Exercise requirements: Every record should be written out exactly, please.

(Lines of data)
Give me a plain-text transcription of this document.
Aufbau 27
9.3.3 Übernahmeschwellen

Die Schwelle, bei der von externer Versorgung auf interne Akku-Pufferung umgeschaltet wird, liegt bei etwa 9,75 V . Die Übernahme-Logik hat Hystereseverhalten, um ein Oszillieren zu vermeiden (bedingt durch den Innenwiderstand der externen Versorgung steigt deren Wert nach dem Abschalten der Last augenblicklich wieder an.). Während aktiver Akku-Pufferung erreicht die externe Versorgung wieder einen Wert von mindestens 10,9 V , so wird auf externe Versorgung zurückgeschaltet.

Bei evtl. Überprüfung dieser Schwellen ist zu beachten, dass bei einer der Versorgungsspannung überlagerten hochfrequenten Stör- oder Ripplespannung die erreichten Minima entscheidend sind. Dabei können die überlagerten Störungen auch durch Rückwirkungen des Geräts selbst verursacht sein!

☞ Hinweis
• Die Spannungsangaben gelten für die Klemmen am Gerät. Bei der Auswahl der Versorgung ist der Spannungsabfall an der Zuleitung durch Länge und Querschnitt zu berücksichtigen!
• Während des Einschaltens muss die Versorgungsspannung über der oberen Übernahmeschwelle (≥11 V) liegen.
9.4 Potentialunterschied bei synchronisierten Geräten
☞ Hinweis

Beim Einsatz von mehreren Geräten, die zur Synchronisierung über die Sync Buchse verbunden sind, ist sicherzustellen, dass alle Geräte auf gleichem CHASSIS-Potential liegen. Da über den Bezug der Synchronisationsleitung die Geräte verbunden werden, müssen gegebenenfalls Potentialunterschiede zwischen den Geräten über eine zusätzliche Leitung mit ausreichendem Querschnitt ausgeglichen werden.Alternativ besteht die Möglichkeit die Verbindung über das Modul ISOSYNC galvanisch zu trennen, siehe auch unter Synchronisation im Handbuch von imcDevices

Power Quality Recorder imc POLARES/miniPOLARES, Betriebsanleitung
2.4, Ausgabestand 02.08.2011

Answer to the problem:
Give me a plain-text transcription of this document.
Aufbau 27
9.3.3 Übernahmeschwellen

Die Schwelle, bei der von externer Versorgung auf interne Akku-Pufferung umgeschaltet wird, liegt bei etwa 9,75 V . Die Übernahme-Logik hat Hystereseverhalten, um ein Oszillieren zu vermeiden (bedingt durch den Innenwiderstand der externen Versorgung steigt deren Wert nach dem Abschalten der Last augenblicklich wieder an.). Während aktiver Akku-Pufferung erreicht die externe Versorgung wieder einen Wert von mindestens 10,9 V , so wird auf externe Versorgung zurückgeschaltet.

Bei evtl. Überprüfung dieser Schwellen ist zu beachten, dass bei einer der Versorgungsspannung überlagerten hochfrequenten Stör- oder Ripplespannung die erreichten Minima entscheidend sind. Dabei können die überlagerten Störungen auch durch Rückwirkungen des Geräts selbst verursacht sein!

☞ Hinweis
• Die Spannungsangaben gelten für die Klemmen am Gerät. Bei der Auswahl der Versorgung ist der Spannungsabfall an der Zuleitung durch Länge und Querschnitt zu berücksichtigen!
• Während des Einschaltens muss die Versorgungsspannung über der oberen Übernahmeschwelle (≥11 V) liegen.
9.4 Potentialunterschied bei synchronisierten Geräten
☞ Hinweis

Beim Einsatz von mehreren Geräten, die zur Synchronisierung über die Sync Buchse verbunden sind, ist sicherzustellen, dass alle Geräte auf gleichem CHASSIS-Potential liegen. Da über den Bezug der Synchronisationsleitung die Geräte verbunden werden, müssen gegebenenfalls Potentialunterschiede zwischen den Geräten über eine zusätzliche Leitung mit ausreichendem Querschnitt ausgeglichen werden.Alternativ besteht die Möglichkeit die Verbindung über das Modul ISOSYNC galvanisch zu trennen, siehe auch unter Synchronisation im Handbuch von imcDevices

Power Quality Recorder imc POLARES/miniPOLARES, Betriebsanleitung
2.4, Ausgabestand 02.08.2011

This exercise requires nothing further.